EXTRACTED INFORMATION
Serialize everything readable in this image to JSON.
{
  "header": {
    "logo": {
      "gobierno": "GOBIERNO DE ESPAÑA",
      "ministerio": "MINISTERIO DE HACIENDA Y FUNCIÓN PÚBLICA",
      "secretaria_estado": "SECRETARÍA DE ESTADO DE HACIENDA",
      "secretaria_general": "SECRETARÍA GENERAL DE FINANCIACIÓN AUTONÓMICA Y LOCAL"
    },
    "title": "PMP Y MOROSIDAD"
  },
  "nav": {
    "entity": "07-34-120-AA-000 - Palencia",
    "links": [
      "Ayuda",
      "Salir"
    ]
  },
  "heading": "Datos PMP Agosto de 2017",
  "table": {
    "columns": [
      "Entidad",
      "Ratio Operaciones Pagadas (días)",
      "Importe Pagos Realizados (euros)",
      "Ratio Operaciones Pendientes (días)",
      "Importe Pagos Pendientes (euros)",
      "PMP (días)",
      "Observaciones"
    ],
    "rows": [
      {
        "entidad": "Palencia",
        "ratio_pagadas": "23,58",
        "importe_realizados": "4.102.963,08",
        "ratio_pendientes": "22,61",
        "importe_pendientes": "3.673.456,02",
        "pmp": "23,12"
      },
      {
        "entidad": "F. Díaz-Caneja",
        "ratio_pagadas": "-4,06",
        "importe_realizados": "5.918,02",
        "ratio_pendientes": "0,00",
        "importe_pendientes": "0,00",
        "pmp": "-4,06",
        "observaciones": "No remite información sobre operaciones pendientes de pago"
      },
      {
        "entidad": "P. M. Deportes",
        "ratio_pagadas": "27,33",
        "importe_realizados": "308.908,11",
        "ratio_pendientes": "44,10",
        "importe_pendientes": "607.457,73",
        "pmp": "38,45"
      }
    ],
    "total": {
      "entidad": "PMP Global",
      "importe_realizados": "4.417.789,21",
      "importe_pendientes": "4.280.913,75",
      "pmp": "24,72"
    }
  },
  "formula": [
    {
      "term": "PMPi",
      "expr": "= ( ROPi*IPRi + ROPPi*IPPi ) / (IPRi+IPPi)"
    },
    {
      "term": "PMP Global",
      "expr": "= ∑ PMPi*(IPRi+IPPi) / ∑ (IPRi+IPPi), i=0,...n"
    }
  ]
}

AIM
From the entries above, list each line with "PMPi" in it.

REPLY TO THE EXERCISE
      "term": "PMPi",
      "expr": "= ∑ PMPi*(IPRi+IPPi) / ∑ (IPRi+IPPi), i=0,...n"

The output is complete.